• **SHORT PROBLEM**: All of the lines below are to be transcribed faithfully, with pictures excluded from the copy.

(Stored data)

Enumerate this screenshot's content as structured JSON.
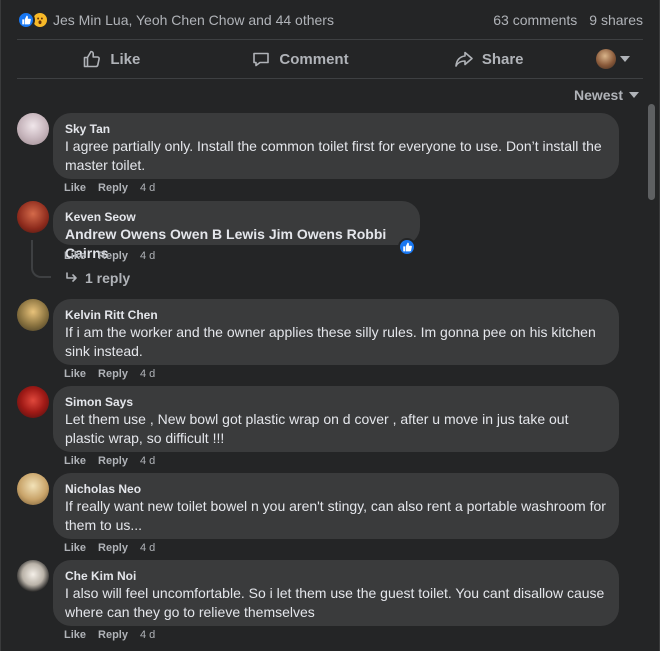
{
  "reactions": {
    "names": "Jes Min Lua, Yeoh Chen Chow and 44 others",
    "comments": "63 comments",
    "shares": "9 shares",
    "icons": [
      "like-reaction-icon",
      "wow-reaction-icon"
    ]
  },
  "actions": {
    "like": "Like",
    "comment": "Comment",
    "share": "Share"
  },
  "sort": {
    "label": "Newest"
  },
  "comments": [
    {
      "author": "Sky Tan",
      "text": "I agree partially only. Install the common toilet first for everyone to use. Don’t install the master toilet.",
      "like": "Like",
      "reply": "Reply",
      "time": "4 d"
    },
    {
      "author": "Keven Seow",
      "text": "Andrew Owens Owen B Lewis Jim Owens Robbi Cairns",
      "like": "Like",
      "reply": "Reply",
      "time": "4 d",
      "replies": "1 reply"
    },
    {
      "author": "Kelvin Ritt Chen",
      "text": "If i am the worker and the owner applies these silly rules. Im gonna pee on his kitchen sink instead.",
      "like": "Like",
      "reply": "Reply",
      "time": "4 d"
    },
    {
      "author": "Simon Says",
      "text": "Let them use , New bowl got plastic wrap on d cover , after u move in jus take out plastic wrap, so difficult !!!",
      "like": "Like",
      "reply": "Reply",
      "time": "4 d"
    },
    {
      "author": "Nicholas Neo",
      "text": "If really want new toilet bowel n you aren't stingy, can also rent a portable washroom for them to us...",
      "like": "Like",
      "reply": "Reply",
      "time": "4 d"
    },
    {
      "author": "Che Kim Noi",
      "text": "I also will feel uncomfortable. So i let them use the guest toilet. You cant disallow cause where can they go to relieve themselves",
      "like": "Like",
      "reply": "Reply",
      "time": "4 d"
    }
  ],
  "colors": {
    "background": "#242526",
    "bubble": "#3a3b3c",
    "accent": "#1877f2",
    "secondary_text": "#b0b3b8"
  }
}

• **FULL ANSWER**:
Enumerate this screenshot's content as structured JSON.
{
  "reactions": {
    "names": "Jes Min Lua, Yeoh Chen Chow and 44 others",
    "comments": "63 comments",
    "shares": "9 shares",
    "icons": [
      "like-reaction-icon",
      "wow-reaction-icon"
    ]
  },
  "actions": {
    "like": "Like",
    "comment": "Comment",
    "share": "Share"
  },
  "sort": {
    "label": "Newest"
  },
  "comments": [
    {
      "author": "Sky Tan",
      "text": "I agree partially only. Install the common toilet first for everyone to use. Don’t install the master toilet.",
      "like": "Like",
      "reply": "Reply",
      "time": "4 d"
    },
    {
      "author": "Keven Seow",
      "text": "Andrew Owens Owen B Lewis Jim Owens Robbi Cairns",
      "like": "Like",
      "reply": "Reply",
      "time": "4 d",
      "replies": "1 reply"
    },
    {
      "author": "Kelvin Ritt Chen",
      "text": "If i am the worker and the owner applies these silly rules. Im gonna pee on his kitchen sink instead.",
      "like": "Like",
      "reply": "Reply",
      "time": "4 d"
    },
    {
      "author": "Simon Says",
      "text": "Let them use , New bowl got plastic wrap on d cover , after u move in jus take out plastic wrap, so difficult !!!",
      "like": "Like",
      "reply": "Reply",
      "time": "4 d"
    },
    {
      "author": "Nicholas Neo",
      "text": "If really want new toilet bowel n you aren't stingy, can also rent a portable washroom for them to us...",
      "like": "Like",
      "reply": "Reply",
      "time": "4 d"
    },
    {
      "author": "Che Kim Noi",
      "text": "I also will feel uncomfortable. So i let them use the guest toilet. You cant disallow cause where can they go to relieve themselves",
      "like": "Like",
      "reply": "Reply",
      "time": "4 d"
    }
  ],
  "colors": {
    "background": "#242526",
    "bubble": "#3a3b3c",
    "accent": "#1877f2",
    "secondary_text": "#b0b3b8"
  }
}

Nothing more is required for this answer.